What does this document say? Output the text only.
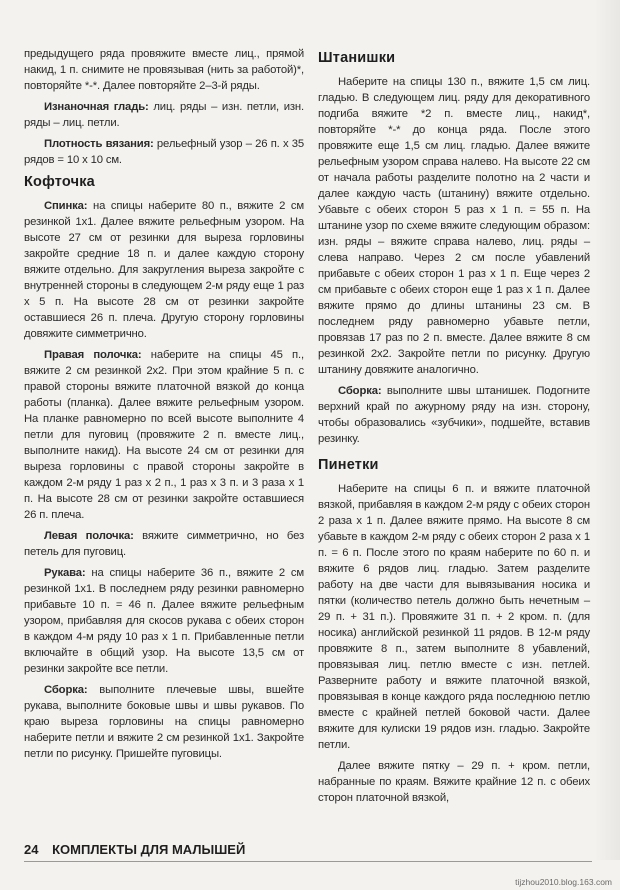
предыдущего ряда провяжите вместе лиц., прямой накид, 1 п. снимите не провязывая (нить за работой)*, повторяйте *-*. Далее повторяйте 2–3-й ряды.

Изнаночная гладь: лиц. ряды – изн. петли, изн. ряды – лиц. петли.

Плотность вязания: рельефный узор – 26 п. х 35 рядов = 10 х 10 см.

Кофточка

Спинка: на спицы наберите 80 п., вяжите 2 см резинкой 1х1. Далее вяжите рельефным узором. На высоте 27 см от резинки для выреза горловины закройте средние 18 п. и далее каждую сторону вяжите отдельно. Для закругления выреза закройте с внутренней стороны в следующем 2-м ряду еще 1 раз х 5 п. На высоте 28 см от резинки закройте оставшиеся 26 п. плеча. Другую сторону горловины довяжите симметрично.

Правая полочка: наберите на спицы 45 п., вяжите 2 см резинкой 2х2. При этом крайние 5 п. с правой стороны вяжите платочной вязкой до конца работы (планка). Далее вяжите рельефным узором. На планке равномерно по всей высоте выполните 4 петли для пуговиц (провяжите 2 п. вместе лиц., выполните накид). На высоте 24 см от резинки для выреза горловины с правой стороны закройте в каждом 2-м ряду 1 раз х 2 п., 1 раз х 3 п. и 3 раза х 1 п. На высоте 28 см от резинки закройте оставшиеся 26 п. плеча.

Левая полочка: вяжите симметрично, но без петель для пуговиц.

Рукава: на спицы наберите 36 п., вяжите 2 см резинкой 1х1. В последнем ряду резинки равномерно прибавьте 10 п. = 46 п. Далее вяжите рельефным узором, прибавляя для скосов рукава с обеих сторон в каждом 4-м ряду 10 раз х 1 п. Прибавленные петли включайте в общий узор. На высоте 13,5 см от резинки закройте все петли.

Сборка: выполните плечевые швы, вшейте рукава, выполните боковые швы и швы рукавов. По краю выреза горловины на спицы равномерно наберите петли и вяжите 2 см резинкой 1х1. Закройте петли по рисунку. Пришейте пуговицы.

Штанишки

Наберите на спицы 130 п., вяжите 1,5 см лиц. гладью. В следующем лиц. ряду для декоративного подгиба вяжите *2 п. вместе лиц., накид*, повторяйте *-* до конца ряда. После этого провяжите еще 1,5 см лиц. гладью. Далее вяжите рельефным узором справа налево. На высоте 22 см от начала работы разделите полотно на 2 части и далее каждую часть (штанину) вяжите отдельно. Убавьте с обеих сторон 5 раз х 1 п. = 55 п. На штанине узор по схеме вяжите следующим образом: изн. ряды – вяжите справа налево, лиц. ряды – слева направо. Через 2 см после убавлений прибавьте с обеих сторон 1 раз х 1 п. Еще через 2 см прибавьте с обеих сторон еще 1 раз х 1 п. Далее вяжите прямо до длины штанины 23 см. В последнем ряду равномерно убавьте петли, провязав 17 раз по 2 п. вместе. Далее вяжите 8 см резинкой 2х2. Закройте петли по рисунку. Другую штанину довяжите аналогично.

Сборка: выполните швы штанишек. Подогните верхний край по ажурному ряду на изн. сторону, чтобы образовались «зубчики», подшейте, вставив резинку.

Пинетки

Наберите на спицы 6 п. и вяжите платочной вязкой, прибавляя в каждом 2-м ряду с обеих сторон 2 раза х 1 п. Далее вяжите прямо. На высоте 8 см убавьте в каждом 2-м ряду с обеих сторон 2 раза х 1 п. = 6 п. После этого по краям наберите по 60 п. и вяжите 6 рядов лиц. гладью. Затем разделите работу на две части для вывязывания носика и пятки (количество петель должно быть нечетным – 29 п. + 31 п.). Провяжите 31 п. + 2 кром. п. (для носика) английской резинкой 11 рядов. В 12-м ряду провяжите 8 п., затем выполните 8 убавлений, провязывая лиц. петлю вместе с изн. петлей. Разверните работу и вяжите платочной вязкой, провязывая в конце каждого ряда последнюю петлю вместе с крайней петлей боковой части. Далее вяжите для кулиски 19 рядов изн. гладью. Закройте петли.

Далее вяжите пятку – 29 п. + кром. петли, набранные по краям. Вяжите крайние 12 п. с обеих сторон платочной вязкой,

24 КОМПЛЕКТЫ ДЛЯ МАЛЫШЕЙ
tijzhou2010.blog.163.com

Given task ->
Using the material above, copy every line in which the string "Другую" occurs.

Answer to this task ->
Спинка: на спицы наберите 80 п., вяжите 2 см резинкой 1х1. Далее вяжите рельефным узором. На высоте 27 см от резинки для выреза горловины закройте средние 18 п. и далее каждую сторону вяжите отдельно. Для закругления выреза закройте с внутренней стороны в следующем 2-м ряду еще 1 раз х 5 п. На высоте 28 см от резинки закройте оставшиеся 26 п. плеча. Другую сторону горловины довяжите симметрично.
Наберите на спицы 130 п., вяжите 1,5 см лиц. гладью. В следующем лиц. ряду для декоративного подгиба вяжите *2 п. вместе лиц., накид*, повторяйте *-* до конца ряда. После этого провяжите еще 1,5 см лиц. гладью. Далее вяжите рельефным узором справа налево. На высоте 22 см от начала работы разделите полотно на 2 части и далее каждую часть (штанину) вяжите отдельно. Убавьте с обеих сторон 5 раз х 1 п. = 55 п. На штанине узор по схеме вяжите следующим образом: изн. ряды – вяжите справа налево, лиц. ряды – слева направо. Через 2 см после убавлений прибавьте с обеих сторон 1 раз х 1 п. Еще через 2 см прибавьте с обеих сторон еще 1 раз х 1 п. Далее вяжите прямо до длины штанины 23 см. В последнем ряду равномерно убавьте петли, провязав 17 раз по 2 п. вместе. Далее вяжите 8 см резинкой 2х2. Закройте петли по рисунку. Другую штанину довяжите аналогично.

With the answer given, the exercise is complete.